THE TASK: Review the lines that follow and copy each one that contains the word "JSON".

==== STORED RECORDS

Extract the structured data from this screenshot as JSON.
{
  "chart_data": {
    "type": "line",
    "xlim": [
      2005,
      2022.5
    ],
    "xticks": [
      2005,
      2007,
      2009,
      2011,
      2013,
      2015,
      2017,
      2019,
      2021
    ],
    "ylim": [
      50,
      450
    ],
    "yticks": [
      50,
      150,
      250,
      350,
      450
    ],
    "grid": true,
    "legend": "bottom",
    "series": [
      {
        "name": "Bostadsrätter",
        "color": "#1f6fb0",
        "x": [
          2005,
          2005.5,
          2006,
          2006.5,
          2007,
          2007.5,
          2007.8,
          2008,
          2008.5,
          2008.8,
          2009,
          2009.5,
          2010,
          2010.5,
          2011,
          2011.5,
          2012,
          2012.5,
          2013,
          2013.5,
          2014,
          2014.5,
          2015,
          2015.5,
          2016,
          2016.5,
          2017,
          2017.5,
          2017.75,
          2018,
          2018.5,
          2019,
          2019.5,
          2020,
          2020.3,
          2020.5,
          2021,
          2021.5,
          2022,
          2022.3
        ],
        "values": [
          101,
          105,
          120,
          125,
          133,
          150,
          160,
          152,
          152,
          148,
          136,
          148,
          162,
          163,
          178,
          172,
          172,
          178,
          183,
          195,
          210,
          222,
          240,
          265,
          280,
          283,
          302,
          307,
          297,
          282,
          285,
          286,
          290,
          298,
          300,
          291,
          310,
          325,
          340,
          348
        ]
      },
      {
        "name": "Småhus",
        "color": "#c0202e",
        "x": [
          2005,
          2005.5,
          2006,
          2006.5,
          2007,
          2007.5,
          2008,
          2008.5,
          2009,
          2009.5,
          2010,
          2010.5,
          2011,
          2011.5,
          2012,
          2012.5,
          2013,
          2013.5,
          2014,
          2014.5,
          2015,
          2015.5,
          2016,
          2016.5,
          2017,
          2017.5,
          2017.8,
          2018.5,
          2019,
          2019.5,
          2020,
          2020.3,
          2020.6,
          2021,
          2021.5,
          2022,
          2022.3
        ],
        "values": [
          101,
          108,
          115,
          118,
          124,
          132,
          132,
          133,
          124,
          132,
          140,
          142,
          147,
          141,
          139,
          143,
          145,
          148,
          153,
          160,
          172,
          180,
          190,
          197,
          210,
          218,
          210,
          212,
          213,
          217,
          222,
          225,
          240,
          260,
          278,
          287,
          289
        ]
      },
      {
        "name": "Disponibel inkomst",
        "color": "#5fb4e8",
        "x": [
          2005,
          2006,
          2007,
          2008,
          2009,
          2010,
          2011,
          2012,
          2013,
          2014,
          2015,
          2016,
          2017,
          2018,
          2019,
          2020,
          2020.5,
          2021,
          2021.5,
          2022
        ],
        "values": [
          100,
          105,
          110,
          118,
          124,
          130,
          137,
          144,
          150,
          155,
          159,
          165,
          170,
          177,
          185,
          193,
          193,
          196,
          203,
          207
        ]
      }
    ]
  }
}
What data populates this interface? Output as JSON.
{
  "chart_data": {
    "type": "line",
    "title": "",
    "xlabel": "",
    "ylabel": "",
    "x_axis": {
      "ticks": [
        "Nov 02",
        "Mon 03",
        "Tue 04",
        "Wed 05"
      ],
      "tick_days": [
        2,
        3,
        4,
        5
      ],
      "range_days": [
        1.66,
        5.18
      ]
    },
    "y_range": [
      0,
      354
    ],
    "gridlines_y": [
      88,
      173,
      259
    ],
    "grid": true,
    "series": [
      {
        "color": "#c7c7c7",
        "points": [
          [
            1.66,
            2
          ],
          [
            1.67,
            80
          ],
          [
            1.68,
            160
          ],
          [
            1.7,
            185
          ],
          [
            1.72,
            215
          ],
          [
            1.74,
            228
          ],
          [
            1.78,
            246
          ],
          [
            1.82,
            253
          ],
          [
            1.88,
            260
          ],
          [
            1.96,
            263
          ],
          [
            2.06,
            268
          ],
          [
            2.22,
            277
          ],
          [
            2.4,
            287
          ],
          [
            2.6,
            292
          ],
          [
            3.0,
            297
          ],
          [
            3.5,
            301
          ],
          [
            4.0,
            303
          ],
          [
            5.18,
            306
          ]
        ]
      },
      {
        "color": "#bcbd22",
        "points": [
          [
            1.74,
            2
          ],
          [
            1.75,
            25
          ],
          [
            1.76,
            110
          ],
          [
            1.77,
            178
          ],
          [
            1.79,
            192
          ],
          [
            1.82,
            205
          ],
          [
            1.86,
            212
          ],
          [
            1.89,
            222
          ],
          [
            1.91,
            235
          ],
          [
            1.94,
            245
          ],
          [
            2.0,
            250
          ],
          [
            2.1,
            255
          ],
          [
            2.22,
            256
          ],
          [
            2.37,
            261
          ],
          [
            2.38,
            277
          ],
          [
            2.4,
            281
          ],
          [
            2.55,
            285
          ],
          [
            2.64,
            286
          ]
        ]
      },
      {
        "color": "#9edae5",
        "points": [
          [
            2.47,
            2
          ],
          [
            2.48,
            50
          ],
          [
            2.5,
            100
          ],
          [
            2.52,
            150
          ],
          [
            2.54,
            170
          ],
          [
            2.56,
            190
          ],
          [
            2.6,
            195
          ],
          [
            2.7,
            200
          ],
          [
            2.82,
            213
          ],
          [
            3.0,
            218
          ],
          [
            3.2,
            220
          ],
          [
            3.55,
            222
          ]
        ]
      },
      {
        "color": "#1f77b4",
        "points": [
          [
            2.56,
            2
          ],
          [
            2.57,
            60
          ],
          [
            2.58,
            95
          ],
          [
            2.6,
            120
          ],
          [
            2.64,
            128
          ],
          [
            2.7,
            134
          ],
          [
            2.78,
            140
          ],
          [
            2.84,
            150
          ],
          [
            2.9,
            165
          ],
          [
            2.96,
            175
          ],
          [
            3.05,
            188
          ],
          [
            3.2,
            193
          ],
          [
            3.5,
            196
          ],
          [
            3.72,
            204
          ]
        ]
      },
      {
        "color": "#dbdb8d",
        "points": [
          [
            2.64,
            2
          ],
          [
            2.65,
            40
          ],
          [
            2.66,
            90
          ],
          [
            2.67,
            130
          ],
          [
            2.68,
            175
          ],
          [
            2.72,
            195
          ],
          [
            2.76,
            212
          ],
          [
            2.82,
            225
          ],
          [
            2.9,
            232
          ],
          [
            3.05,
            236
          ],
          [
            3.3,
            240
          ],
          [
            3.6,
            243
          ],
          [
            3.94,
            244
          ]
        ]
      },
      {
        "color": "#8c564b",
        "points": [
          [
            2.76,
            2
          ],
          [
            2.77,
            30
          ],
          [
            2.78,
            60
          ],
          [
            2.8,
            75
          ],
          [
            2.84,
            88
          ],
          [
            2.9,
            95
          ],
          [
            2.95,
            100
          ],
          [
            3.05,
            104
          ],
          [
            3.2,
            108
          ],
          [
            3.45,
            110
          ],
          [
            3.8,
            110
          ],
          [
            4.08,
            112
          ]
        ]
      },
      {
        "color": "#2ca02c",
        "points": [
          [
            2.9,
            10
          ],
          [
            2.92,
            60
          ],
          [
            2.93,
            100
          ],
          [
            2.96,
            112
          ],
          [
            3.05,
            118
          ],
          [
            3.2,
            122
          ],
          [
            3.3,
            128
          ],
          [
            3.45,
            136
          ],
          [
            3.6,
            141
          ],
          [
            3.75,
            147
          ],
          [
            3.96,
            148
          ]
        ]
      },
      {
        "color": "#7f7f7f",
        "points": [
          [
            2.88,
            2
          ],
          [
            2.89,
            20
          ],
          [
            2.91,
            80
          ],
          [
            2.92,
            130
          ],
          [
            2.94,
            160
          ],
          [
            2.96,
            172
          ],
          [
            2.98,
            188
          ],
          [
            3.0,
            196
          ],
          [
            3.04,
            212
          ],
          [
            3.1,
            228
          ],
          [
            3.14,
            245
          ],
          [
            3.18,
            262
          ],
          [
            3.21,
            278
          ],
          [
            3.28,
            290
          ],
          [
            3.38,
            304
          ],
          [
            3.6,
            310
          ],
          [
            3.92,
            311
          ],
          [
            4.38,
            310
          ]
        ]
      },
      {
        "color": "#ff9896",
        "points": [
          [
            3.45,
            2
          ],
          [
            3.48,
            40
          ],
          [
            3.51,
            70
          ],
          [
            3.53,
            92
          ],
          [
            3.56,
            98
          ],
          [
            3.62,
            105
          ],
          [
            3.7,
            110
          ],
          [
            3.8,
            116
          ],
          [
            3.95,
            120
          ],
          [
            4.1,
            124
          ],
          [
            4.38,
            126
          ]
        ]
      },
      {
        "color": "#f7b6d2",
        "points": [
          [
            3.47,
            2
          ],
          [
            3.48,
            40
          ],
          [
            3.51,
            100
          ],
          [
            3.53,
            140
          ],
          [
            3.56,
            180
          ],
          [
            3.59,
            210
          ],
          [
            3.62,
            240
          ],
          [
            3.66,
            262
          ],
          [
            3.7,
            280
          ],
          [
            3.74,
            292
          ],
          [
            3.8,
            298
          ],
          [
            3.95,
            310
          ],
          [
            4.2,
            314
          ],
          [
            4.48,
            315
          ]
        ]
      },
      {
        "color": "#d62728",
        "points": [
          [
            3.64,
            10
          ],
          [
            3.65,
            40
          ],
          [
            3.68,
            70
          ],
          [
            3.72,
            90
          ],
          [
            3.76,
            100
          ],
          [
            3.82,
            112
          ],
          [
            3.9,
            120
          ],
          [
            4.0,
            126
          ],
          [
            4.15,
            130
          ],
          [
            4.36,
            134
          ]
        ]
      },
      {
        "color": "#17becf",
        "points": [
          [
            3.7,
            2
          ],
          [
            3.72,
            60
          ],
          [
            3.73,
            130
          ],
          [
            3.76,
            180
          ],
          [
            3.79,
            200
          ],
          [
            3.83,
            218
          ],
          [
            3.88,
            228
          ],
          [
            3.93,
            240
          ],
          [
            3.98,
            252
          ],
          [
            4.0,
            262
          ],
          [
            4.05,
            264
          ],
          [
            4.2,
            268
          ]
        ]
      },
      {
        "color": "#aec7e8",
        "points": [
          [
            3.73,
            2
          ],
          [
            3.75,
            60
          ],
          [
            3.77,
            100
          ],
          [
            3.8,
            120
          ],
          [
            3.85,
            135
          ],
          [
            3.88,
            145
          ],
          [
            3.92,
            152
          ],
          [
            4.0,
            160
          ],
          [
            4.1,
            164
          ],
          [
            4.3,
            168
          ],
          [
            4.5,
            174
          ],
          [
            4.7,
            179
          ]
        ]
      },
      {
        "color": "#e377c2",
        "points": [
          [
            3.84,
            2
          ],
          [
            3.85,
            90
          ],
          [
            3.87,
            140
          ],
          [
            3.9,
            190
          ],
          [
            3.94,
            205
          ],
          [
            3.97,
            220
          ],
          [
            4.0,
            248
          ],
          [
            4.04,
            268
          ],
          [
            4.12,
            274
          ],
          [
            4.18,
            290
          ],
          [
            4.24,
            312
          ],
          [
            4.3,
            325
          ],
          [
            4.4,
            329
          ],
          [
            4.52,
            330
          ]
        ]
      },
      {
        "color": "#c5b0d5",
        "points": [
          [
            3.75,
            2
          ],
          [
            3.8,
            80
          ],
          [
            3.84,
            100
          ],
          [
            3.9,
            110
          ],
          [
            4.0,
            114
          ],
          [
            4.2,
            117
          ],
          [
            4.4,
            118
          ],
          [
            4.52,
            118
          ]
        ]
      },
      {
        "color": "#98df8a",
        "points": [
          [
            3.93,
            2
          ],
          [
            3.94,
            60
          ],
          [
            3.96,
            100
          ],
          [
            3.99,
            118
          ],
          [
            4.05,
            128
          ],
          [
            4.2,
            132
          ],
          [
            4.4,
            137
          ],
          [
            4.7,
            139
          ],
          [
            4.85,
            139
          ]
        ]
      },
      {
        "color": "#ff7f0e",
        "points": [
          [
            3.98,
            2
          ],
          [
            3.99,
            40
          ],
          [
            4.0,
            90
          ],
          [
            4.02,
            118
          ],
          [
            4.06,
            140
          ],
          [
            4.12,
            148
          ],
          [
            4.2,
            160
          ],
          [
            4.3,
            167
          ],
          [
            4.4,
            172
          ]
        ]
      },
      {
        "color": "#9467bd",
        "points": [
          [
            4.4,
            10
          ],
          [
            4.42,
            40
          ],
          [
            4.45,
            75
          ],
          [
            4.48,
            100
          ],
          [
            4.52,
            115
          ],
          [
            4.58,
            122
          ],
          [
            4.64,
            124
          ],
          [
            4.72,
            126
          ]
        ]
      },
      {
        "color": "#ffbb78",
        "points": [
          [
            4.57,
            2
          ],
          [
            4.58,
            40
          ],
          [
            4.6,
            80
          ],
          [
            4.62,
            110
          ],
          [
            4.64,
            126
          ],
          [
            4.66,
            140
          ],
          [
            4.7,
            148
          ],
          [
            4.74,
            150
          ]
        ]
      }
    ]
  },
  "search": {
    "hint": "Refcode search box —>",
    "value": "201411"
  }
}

========

EXERCISE RESULT:
Extract the structured data from this screenshot as JSON.
What data populates this interface? Output as JSON.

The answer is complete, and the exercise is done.